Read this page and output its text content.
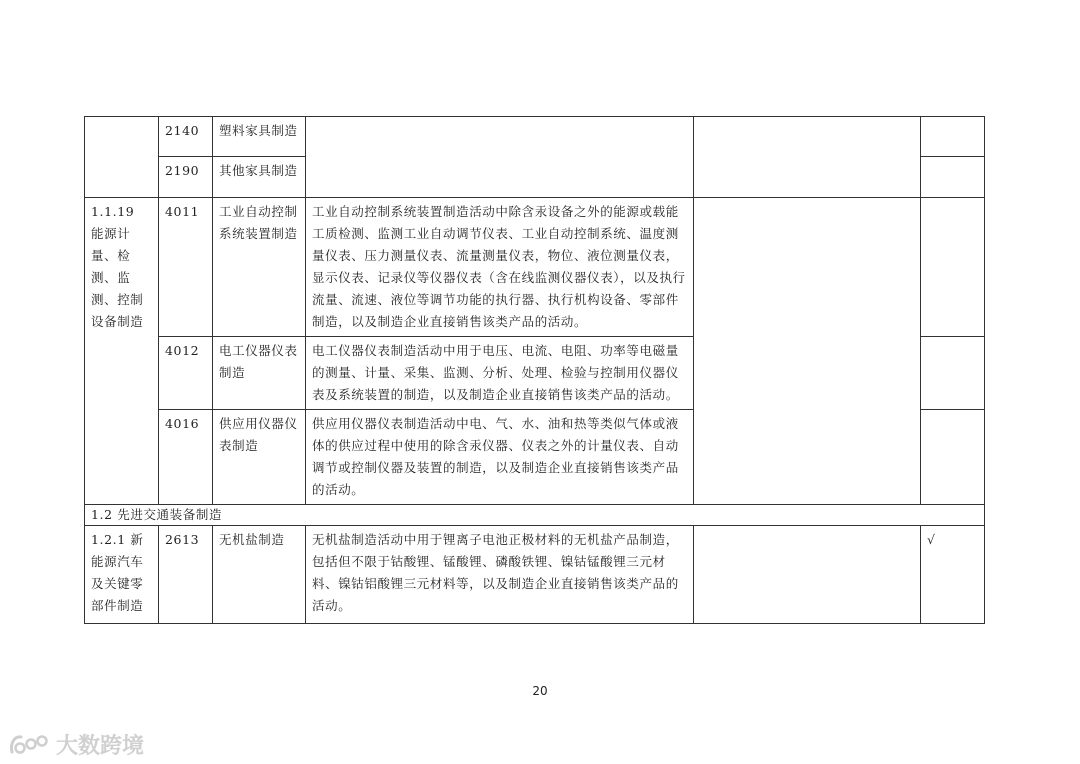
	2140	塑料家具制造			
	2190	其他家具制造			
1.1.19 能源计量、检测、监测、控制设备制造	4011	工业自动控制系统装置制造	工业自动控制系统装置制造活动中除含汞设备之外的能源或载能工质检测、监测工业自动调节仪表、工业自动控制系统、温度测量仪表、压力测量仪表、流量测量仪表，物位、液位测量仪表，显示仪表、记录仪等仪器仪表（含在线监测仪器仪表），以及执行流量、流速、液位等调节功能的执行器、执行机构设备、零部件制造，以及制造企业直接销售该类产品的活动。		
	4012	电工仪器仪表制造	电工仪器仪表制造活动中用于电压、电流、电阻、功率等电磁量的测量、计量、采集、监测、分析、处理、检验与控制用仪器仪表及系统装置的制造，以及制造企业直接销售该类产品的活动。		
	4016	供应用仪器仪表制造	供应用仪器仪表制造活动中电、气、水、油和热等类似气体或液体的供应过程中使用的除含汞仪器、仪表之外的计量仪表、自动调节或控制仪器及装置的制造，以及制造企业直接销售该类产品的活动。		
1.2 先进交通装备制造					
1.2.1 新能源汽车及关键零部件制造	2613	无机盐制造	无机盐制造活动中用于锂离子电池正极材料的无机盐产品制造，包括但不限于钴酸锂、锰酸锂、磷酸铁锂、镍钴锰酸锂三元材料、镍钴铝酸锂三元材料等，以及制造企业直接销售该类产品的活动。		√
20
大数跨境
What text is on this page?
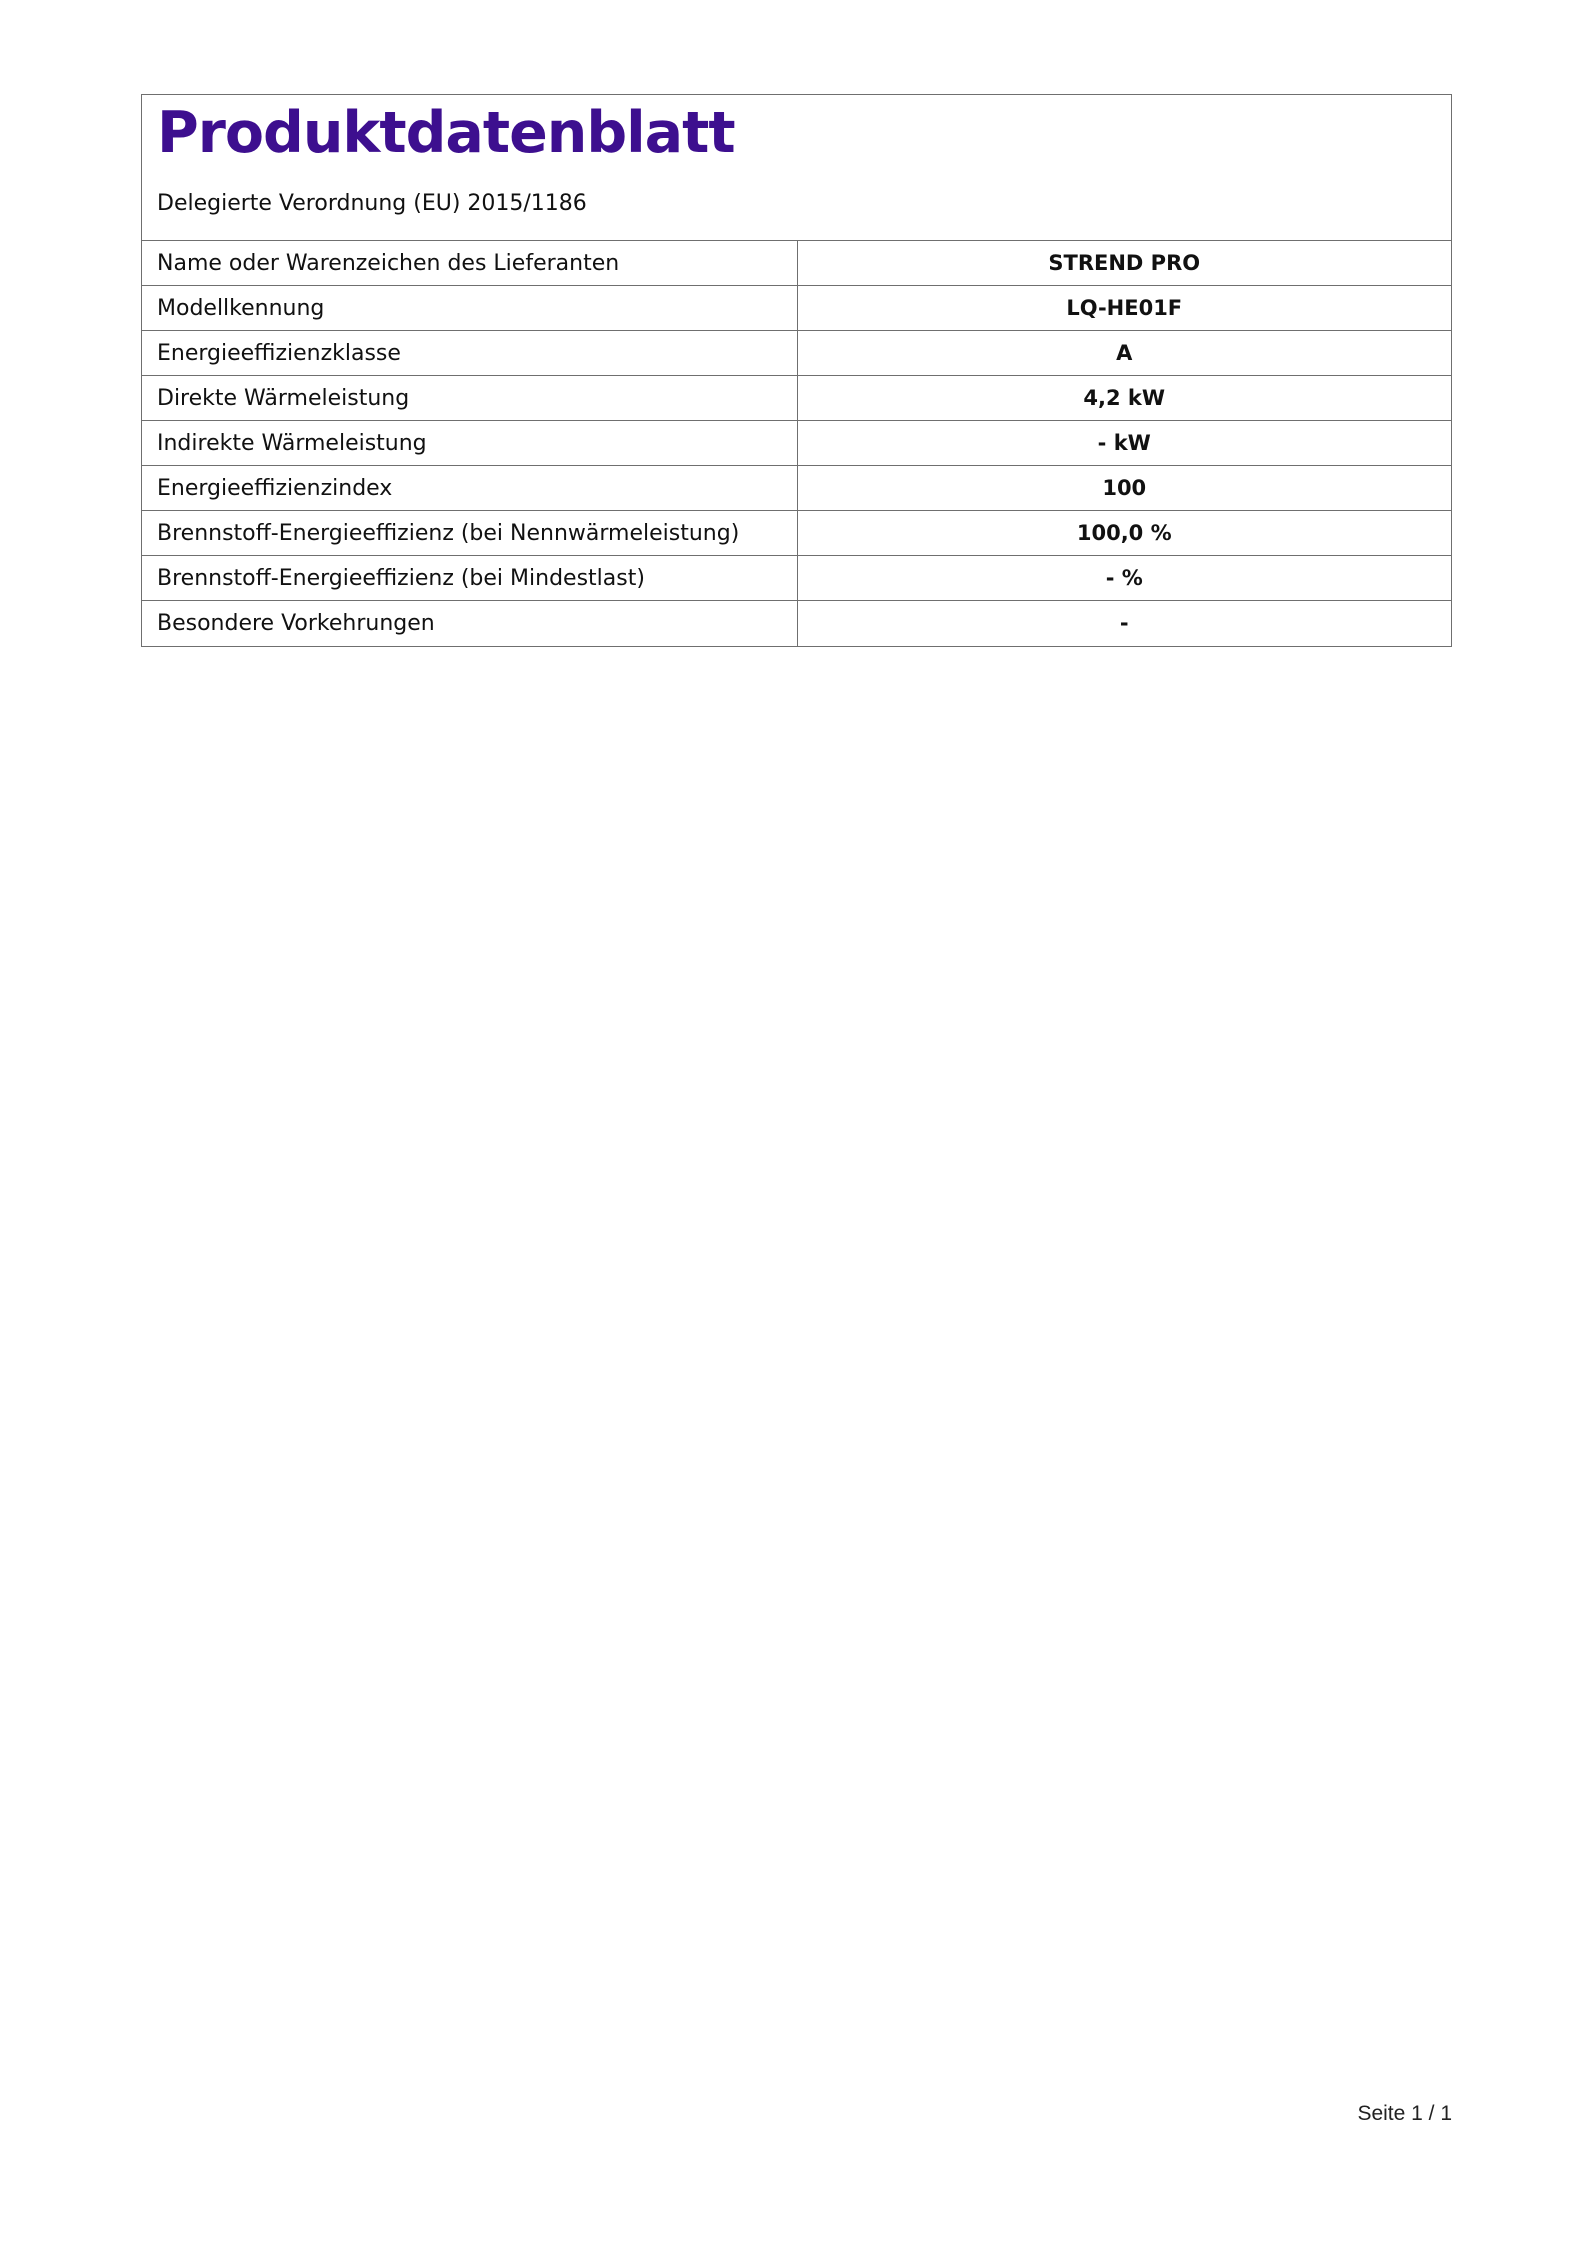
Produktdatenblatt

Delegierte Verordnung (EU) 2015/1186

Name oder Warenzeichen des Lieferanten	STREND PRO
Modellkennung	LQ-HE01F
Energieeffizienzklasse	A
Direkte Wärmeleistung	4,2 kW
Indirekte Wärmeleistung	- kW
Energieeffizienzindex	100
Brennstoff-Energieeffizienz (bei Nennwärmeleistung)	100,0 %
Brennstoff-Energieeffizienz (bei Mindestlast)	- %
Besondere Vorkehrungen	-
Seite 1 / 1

****************************************

WRITTEN PROBLEM => Copy the entries exactly. Leave out the images.

RESULT OF THIS TASK =>
Read this page and output its text content.
	2140	塑料家具制造			
	2190	其他家具制造			
1.1.19 能源计量、检测、监测、控制设备制造	4011	工业自动控制系统装置制造	工业自动控制系统装置制造活动中除含汞设备之外的能源或载能工质检测、监测工业自动调节仪表、工业自动控制系统、温度测量仪表、压力测量仪表、流量测量仪表，物位、液位测量仪表，显示仪表、记录仪等仪器仪表（含在线监测仪器仪表），以及执行流量、流速、液位等调节功能的执行器、执行机构设备、零部件制造，以及制造企业直接销售该类产品的活动。		
	4012	电工仪器仪表制造	电工仪器仪表制造活动中用于电压、电流、电阻、功率等电磁量的测量、计量、采集、监测、分析、处理、检验与控制用仪器仪表及系统装置的制造，以及制造企业直接销售该类产品的活动。		
	4016	供应用仪器仪表制造	供应用仪器仪表制造活动中电、气、水、油和热等类似气体或液体的供应过程中使用的除含汞仪器、仪表之外的计量仪表、自动调节或控制仪器及装置的制造，以及制造企业直接销售该类产品的活动。		
1.2 先进交通装备制造					
1.2.1 新能源汽车及关键零部件制造	2613	无机盐制造	无机盐制造活动中用于锂离子电池正极材料的无机盐产品制造，包括但不限于钴酸锂、锰酸锂、磷酸铁锂、镍钴锰酸锂三元材料、镍钴铝酸锂三元材料等，以及制造企业直接销售该类产品的活动。		√
20
大数跨境
What text is on this page?
Produktdatenblatt

Delegierte Verordnung (EU) 2015/1186

Name oder Warenzeichen des Lieferanten	STREND PRO
Modellkennung	LQ-HE01F
Energieeffizienzklasse	A
Direkte Wärmeleistung	4,2 kW
Indirekte Wärmeleistung	- kW
Energieeffizienzindex	100
Brennstoff-Energieeffizienz (bei Nennwärmeleistung)	100,0 %
Brennstoff-Energieeffizienz (bei Mindestlast)	- %
Besondere Vorkehrungen	-
Seite 1 / 1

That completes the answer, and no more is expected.